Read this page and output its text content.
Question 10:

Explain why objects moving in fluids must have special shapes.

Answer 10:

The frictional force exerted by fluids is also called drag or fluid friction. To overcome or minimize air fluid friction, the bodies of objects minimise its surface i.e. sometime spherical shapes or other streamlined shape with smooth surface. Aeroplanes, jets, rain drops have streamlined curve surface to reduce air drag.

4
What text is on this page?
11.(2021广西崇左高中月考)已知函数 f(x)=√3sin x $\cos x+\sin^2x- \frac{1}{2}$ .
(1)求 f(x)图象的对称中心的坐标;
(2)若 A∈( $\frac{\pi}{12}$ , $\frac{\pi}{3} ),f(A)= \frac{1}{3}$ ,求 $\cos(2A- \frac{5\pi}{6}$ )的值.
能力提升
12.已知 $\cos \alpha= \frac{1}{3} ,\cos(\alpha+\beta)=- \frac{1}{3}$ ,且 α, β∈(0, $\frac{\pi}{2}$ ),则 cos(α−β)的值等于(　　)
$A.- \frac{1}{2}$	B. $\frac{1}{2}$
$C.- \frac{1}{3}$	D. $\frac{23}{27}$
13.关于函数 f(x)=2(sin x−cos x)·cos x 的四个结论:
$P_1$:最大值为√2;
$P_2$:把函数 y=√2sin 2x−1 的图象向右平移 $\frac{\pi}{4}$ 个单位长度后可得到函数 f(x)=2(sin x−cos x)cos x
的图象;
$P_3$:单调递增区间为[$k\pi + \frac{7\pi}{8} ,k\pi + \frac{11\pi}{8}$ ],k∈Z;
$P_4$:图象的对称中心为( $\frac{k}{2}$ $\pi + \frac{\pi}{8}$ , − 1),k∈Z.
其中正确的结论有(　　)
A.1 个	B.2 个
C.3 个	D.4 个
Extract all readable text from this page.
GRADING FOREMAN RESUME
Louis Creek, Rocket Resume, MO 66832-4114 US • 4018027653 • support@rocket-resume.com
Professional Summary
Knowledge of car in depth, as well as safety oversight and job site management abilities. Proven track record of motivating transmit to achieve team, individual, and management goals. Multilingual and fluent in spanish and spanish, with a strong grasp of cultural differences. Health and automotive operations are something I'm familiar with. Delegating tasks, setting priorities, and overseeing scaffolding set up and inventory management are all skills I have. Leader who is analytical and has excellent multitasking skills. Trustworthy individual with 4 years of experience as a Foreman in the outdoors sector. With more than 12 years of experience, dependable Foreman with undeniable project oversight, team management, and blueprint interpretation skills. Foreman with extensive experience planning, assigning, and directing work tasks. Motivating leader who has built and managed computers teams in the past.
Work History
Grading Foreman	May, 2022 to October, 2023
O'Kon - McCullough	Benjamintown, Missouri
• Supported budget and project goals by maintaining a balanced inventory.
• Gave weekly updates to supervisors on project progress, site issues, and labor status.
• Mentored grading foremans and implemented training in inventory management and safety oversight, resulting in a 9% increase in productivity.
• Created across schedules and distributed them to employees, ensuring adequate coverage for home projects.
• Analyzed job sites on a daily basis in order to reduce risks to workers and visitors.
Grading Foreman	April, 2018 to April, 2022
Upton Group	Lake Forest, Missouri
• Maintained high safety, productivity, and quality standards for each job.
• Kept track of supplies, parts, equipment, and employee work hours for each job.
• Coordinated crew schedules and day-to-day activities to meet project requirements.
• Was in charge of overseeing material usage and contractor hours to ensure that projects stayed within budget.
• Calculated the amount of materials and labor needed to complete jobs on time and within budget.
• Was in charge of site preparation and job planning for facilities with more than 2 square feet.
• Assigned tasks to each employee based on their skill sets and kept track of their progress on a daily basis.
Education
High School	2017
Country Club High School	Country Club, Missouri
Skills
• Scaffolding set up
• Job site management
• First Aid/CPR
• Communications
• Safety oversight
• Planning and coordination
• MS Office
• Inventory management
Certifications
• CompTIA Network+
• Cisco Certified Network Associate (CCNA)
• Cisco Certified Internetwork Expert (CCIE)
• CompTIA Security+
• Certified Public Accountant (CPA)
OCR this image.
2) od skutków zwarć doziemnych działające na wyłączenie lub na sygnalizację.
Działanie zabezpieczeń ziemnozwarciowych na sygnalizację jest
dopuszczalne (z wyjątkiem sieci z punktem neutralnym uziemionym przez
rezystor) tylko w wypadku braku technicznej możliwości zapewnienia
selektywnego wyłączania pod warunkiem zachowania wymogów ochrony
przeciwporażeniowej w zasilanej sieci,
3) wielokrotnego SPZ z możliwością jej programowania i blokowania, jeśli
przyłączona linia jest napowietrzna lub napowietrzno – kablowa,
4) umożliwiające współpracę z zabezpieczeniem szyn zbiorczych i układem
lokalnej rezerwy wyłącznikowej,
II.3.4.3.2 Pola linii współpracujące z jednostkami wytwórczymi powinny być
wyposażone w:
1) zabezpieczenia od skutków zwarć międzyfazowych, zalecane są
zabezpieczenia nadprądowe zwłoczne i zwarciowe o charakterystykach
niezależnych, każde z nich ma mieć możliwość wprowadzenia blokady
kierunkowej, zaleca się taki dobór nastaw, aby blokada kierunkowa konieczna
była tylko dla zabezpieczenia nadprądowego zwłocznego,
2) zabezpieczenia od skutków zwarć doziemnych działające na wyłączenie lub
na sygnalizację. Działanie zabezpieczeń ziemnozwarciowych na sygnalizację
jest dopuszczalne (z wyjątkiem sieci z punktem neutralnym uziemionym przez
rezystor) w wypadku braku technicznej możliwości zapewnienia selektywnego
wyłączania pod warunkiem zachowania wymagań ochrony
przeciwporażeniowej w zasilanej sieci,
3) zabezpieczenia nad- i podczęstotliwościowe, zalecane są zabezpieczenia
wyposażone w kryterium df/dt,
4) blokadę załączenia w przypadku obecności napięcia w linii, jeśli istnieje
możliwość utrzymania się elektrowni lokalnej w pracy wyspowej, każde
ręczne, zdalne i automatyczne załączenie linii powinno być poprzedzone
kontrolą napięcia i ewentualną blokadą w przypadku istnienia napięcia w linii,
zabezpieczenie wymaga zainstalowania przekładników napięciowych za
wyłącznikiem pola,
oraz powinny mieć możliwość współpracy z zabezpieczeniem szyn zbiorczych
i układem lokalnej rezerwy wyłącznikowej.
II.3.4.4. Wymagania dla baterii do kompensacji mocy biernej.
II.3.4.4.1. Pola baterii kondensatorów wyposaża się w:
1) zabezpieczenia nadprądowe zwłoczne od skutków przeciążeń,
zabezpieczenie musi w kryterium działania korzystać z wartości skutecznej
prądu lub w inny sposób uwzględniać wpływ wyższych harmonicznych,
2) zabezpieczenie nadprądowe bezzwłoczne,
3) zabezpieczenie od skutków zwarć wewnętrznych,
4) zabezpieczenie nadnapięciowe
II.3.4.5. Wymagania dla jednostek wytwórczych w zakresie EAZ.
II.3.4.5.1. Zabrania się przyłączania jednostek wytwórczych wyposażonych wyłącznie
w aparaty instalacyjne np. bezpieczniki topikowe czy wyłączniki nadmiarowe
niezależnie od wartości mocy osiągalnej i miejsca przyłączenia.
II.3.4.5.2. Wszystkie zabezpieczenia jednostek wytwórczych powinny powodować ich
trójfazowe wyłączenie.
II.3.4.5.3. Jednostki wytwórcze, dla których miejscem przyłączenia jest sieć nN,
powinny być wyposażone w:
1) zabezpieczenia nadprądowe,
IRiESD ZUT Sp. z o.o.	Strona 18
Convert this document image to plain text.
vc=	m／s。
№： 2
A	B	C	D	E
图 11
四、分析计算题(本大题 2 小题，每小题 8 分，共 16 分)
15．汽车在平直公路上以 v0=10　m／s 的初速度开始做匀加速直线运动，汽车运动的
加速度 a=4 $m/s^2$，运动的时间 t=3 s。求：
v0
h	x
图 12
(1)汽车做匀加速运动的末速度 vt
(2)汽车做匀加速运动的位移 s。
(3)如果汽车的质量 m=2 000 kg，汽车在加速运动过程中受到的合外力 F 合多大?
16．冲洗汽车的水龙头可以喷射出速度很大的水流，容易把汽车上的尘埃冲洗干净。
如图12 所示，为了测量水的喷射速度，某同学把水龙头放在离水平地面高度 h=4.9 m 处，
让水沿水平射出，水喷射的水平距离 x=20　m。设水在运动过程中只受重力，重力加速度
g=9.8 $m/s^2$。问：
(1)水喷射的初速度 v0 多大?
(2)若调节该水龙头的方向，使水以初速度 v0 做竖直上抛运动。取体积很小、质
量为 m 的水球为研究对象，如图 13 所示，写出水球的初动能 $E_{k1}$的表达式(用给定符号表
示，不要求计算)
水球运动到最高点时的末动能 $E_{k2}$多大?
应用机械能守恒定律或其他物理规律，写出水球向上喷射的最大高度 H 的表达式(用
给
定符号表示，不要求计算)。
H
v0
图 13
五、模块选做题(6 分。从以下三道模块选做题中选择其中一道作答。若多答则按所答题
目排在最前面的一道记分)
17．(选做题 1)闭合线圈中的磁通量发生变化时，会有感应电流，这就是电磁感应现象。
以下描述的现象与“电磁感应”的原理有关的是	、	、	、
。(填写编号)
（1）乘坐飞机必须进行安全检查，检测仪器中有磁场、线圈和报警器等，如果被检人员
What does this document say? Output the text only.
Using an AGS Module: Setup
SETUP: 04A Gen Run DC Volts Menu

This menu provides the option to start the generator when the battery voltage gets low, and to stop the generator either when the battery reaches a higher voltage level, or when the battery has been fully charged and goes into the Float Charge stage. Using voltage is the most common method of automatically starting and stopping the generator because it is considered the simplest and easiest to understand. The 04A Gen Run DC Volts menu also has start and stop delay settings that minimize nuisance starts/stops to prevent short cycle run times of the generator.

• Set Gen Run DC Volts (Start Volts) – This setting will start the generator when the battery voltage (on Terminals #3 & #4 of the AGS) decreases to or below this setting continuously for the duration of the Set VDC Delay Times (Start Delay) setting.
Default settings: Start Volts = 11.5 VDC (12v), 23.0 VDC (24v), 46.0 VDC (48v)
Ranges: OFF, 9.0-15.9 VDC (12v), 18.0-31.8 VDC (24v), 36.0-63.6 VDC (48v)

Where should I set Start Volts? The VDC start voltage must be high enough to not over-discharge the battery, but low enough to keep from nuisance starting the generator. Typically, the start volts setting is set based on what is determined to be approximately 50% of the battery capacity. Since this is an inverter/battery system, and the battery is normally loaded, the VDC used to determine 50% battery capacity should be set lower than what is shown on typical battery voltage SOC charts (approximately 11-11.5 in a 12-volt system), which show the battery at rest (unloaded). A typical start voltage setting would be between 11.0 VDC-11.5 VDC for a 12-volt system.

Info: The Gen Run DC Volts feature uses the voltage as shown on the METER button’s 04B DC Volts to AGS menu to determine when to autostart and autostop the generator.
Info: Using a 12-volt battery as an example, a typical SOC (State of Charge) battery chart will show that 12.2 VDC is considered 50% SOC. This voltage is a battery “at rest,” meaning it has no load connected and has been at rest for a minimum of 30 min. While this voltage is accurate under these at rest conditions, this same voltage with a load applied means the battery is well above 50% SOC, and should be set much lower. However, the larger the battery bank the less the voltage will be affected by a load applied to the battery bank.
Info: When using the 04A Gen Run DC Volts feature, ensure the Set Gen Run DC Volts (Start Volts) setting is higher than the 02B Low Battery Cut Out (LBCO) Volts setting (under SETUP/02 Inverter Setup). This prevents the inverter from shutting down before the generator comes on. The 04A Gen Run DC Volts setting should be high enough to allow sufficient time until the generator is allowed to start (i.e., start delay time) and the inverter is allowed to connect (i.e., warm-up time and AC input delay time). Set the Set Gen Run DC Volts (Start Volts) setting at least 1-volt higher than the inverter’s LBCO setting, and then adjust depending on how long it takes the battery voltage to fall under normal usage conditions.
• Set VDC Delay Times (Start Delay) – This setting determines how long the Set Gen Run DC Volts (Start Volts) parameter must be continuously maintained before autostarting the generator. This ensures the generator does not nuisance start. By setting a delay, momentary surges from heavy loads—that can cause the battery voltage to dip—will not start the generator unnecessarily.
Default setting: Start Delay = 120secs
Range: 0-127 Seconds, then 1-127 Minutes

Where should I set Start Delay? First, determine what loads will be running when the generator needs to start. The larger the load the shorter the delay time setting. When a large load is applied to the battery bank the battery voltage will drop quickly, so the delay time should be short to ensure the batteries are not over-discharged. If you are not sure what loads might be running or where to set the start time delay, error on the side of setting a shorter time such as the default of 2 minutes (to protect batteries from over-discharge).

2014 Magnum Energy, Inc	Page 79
────
• _PROBLEM_: Find every line in the records that contains the word "przyłączenia"; copy those lines.

• _ANSWER_:
niezależnie od wartości mocy osiągalnej i miejsca przyłączenia.
II.3.4.5.3. Jednostki wytwórcze, dla których miejscem przyłączenia jest sieć nN,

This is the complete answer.